SET PROBLEM » Would you return all of this data exactly, leaving nothing out?

· · ·

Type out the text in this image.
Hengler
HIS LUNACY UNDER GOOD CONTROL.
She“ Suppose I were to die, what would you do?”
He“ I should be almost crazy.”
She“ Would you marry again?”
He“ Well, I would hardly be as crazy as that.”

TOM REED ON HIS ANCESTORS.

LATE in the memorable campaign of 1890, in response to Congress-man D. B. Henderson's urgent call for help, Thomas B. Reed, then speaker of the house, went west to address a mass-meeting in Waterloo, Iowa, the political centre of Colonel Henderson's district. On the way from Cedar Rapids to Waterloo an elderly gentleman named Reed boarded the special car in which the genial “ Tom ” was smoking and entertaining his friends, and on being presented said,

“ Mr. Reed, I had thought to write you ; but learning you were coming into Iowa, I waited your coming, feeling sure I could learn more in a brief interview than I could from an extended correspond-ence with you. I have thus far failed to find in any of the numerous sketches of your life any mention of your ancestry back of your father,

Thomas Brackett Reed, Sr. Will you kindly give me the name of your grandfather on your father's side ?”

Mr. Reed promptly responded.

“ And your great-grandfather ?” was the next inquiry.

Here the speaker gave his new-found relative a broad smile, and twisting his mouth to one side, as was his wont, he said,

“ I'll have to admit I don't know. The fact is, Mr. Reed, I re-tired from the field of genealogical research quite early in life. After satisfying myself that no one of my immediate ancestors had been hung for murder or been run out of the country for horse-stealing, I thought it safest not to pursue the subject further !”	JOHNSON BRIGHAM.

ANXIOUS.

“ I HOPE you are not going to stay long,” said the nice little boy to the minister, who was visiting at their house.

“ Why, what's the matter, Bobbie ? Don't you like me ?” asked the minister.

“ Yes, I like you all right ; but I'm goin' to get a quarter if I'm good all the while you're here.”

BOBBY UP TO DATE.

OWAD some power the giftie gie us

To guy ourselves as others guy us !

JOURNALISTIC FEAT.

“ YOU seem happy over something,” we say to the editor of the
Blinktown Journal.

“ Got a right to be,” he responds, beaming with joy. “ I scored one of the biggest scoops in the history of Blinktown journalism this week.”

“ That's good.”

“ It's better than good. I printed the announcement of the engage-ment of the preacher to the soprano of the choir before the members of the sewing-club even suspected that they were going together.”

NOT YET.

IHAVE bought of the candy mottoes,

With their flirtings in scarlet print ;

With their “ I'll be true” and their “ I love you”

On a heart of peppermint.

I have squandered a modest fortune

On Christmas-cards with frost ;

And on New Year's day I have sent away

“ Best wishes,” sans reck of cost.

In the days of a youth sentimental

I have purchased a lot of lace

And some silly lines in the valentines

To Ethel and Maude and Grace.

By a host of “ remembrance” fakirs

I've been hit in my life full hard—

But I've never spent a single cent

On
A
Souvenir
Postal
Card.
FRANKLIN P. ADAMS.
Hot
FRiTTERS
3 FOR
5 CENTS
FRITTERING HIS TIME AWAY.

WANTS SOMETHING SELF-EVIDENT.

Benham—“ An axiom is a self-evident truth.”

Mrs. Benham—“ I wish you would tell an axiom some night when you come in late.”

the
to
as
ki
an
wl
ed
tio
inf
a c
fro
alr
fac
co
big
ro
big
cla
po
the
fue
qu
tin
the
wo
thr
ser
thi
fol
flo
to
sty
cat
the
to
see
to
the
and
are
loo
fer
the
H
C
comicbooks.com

· · ·

SOLUTION FOR THIS PROBLEM »
Type out the text in this image.
Hengler
HIS LUNACY UNDER GOOD CONTROL.
She“ Suppose I were to die, what would you do?”
He“ I should be almost crazy.”
She“ Would you marry again?”
He“ Well, I would hardly be as crazy as that.”

TOM REED ON HIS ANCESTORS.

LATE in the memorable campaign of 1890, in response to Congress-man D. B. Henderson's urgent call for help, Thomas B. Reed, then speaker of the house, went west to address a mass-meeting in Waterloo, Iowa, the political centre of Colonel Henderson's district. On the way from Cedar Rapids to Waterloo an elderly gentleman named Reed boarded the special car in which the genial “ Tom ” was smoking and entertaining his friends, and on being presented said,

“ Mr. Reed, I had thought to write you ; but learning you were coming into Iowa, I waited your coming, feeling sure I could learn more in a brief interview than I could from an extended correspond-ence with you. I have thus far failed to find in any of the numerous sketches of your life any mention of your ancestry back of your father,

Thomas Brackett Reed, Sr. Will you kindly give me the name of your grandfather on your father's side ?”

Mr. Reed promptly responded.

“ And your great-grandfather ?” was the next inquiry.

Here the speaker gave his new-found relative a broad smile, and twisting his mouth to one side, as was his wont, he said,

“ I'll have to admit I don't know. The fact is, Mr. Reed, I re-tired from the field of genealogical research quite early in life. After satisfying myself that no one of my immediate ancestors had been hung for murder or been run out of the country for horse-stealing, I thought it safest not to pursue the subject further !”	JOHNSON BRIGHAM.

ANXIOUS.

“ I HOPE you are not going to stay long,” said the nice little boy to the minister, who was visiting at their house.

“ Why, what's the matter, Bobbie ? Don't you like me ?” asked the minister.

“ Yes, I like you all right ; but I'm goin' to get a quarter if I'm good all the while you're here.”

BOBBY UP TO DATE.

OWAD some power the giftie gie us

To guy ourselves as others guy us !

JOURNALISTIC FEAT.

“ YOU seem happy over something,” we say to the editor of the
Blinktown Journal.

“ Got a right to be,” he responds, beaming with joy. “ I scored one of the biggest scoops in the history of Blinktown journalism this week.”

“ That's good.”

“ It's better than good. I printed the announcement of the engage-ment of the preacher to the soprano of the choir before the members of the sewing-club even suspected that they were going together.”

NOT YET.

IHAVE bought of the candy mottoes,

With their flirtings in scarlet print ;

With their “ I'll be true” and their “ I love you”

On a heart of peppermint.

I have squandered a modest fortune

On Christmas-cards with frost ;

And on New Year's day I have sent away

“ Best wishes,” sans reck of cost.

In the days of a youth sentimental

I have purchased a lot of lace

And some silly lines in the valentines

To Ethel and Maude and Grace.

By a host of “ remembrance” fakirs

I've been hit in my life full hard—

But I've never spent a single cent

On
A
Souvenir
Postal
Card.
FRANKLIN P. ADAMS.
Hot
FRiTTERS
3 FOR
5 CENTS
FRITTERING HIS TIME AWAY.

WANTS SOMETHING SELF-EVIDENT.

Benham—“ An axiom is a self-evident truth.”

Mrs. Benham—“ I wish you would tell an axiom some night when you come in late.”

the
to
as
ki
an
wl
ed
tio
inf
a c
fro
alr
fac
co
big
ro
big
cla
po
the
fue
qu
tin
the
wo
thr
ser
thi
fol
flo
to
sty
cat
the
to
see
to
the
and
are
loo
fer
the
H
C
comicbooks.com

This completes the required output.